### Data provided

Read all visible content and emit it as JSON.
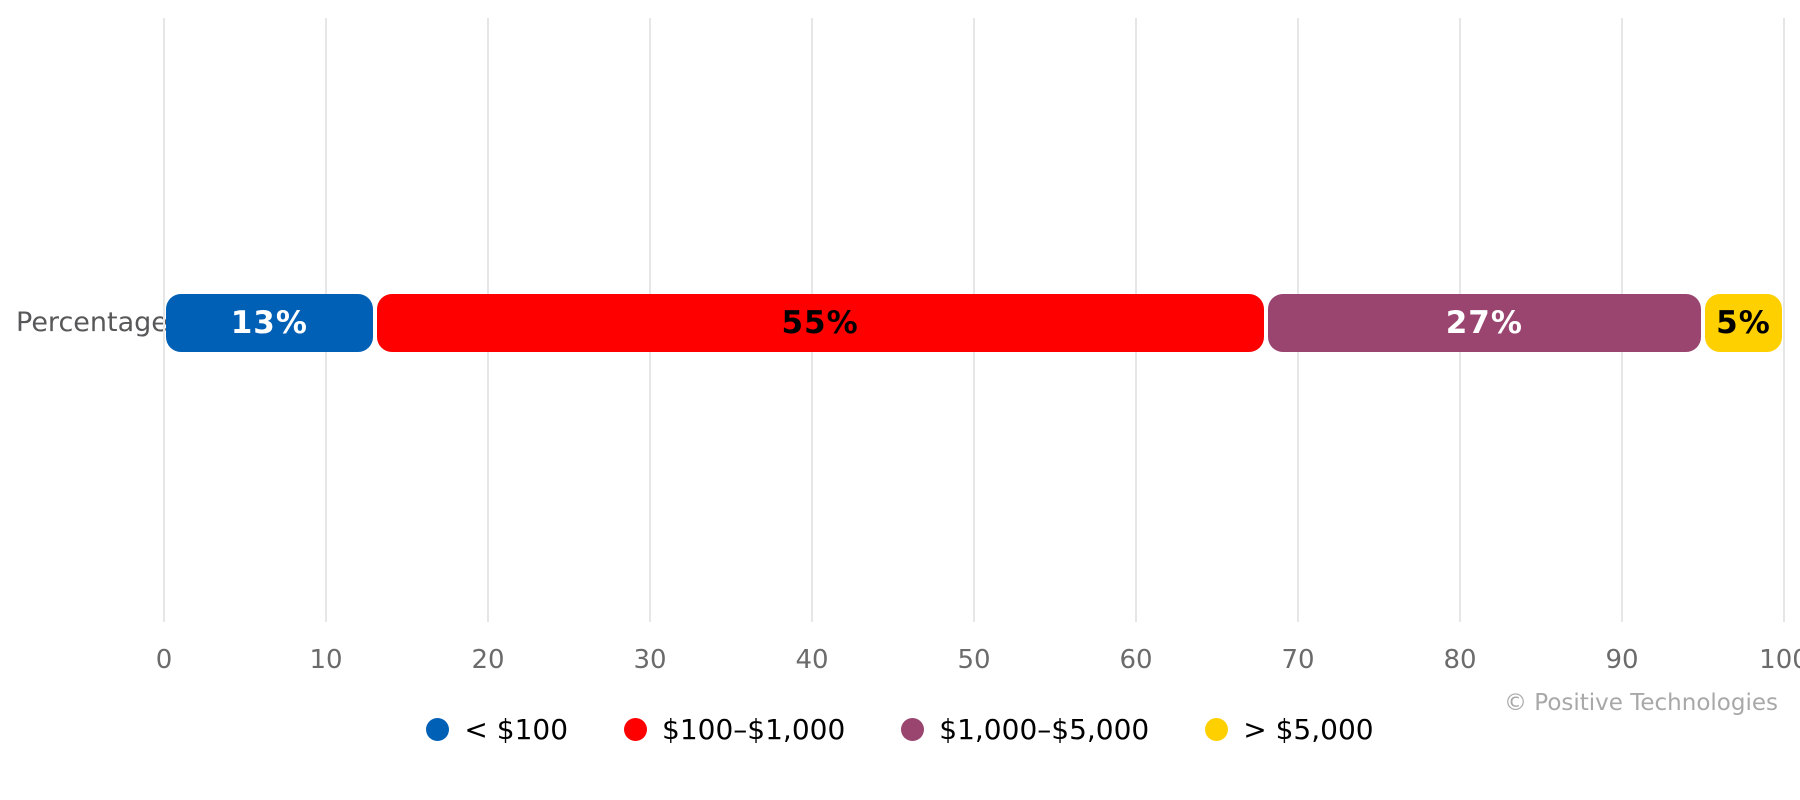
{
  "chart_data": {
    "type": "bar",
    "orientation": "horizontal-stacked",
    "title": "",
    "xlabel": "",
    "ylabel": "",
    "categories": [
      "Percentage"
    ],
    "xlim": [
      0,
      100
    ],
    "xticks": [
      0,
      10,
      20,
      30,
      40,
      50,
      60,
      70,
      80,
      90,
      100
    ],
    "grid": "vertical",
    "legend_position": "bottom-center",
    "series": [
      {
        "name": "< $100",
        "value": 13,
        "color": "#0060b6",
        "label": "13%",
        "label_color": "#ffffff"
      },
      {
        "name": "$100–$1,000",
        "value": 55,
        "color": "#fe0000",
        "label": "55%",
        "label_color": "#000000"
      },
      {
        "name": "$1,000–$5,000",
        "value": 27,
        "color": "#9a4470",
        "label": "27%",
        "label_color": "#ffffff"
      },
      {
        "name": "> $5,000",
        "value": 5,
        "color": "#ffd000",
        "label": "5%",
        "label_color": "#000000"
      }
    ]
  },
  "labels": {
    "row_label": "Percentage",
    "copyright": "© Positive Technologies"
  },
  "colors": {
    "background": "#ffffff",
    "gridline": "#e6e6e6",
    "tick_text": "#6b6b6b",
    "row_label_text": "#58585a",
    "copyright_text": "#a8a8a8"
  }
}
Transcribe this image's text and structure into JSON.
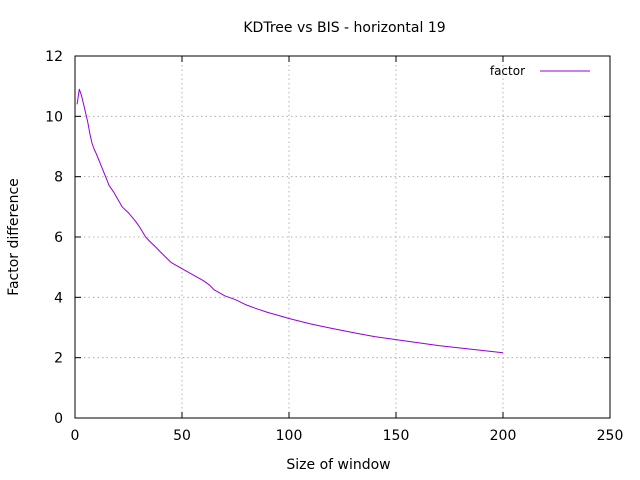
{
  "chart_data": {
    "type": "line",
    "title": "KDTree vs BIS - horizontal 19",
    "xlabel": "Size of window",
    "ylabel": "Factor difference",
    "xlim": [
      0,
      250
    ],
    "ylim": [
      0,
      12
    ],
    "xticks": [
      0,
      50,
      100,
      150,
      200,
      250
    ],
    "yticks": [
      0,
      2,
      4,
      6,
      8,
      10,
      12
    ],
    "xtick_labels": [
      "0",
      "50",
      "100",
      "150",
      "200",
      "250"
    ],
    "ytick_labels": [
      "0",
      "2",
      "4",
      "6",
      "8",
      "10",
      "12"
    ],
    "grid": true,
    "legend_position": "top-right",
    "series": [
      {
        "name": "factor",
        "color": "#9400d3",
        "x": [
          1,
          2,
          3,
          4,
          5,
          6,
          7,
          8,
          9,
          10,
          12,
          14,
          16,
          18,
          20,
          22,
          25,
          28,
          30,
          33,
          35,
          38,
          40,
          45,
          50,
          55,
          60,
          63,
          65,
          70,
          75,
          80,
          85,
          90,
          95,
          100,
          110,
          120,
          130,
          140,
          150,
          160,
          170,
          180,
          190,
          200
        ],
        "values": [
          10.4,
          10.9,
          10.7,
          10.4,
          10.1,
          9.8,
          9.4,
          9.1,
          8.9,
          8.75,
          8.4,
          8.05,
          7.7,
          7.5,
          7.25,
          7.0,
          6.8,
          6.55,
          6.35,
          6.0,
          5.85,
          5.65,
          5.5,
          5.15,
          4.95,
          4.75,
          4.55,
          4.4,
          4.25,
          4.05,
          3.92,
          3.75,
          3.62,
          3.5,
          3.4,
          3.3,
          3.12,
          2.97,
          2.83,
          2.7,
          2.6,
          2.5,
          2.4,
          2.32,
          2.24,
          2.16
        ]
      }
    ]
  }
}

######

_Work required_
Wherever a line in the data above holds "title", copy that line.

_Correct result_
    "title": "",
    "title": "KDTree vs BIS - horizontal 19",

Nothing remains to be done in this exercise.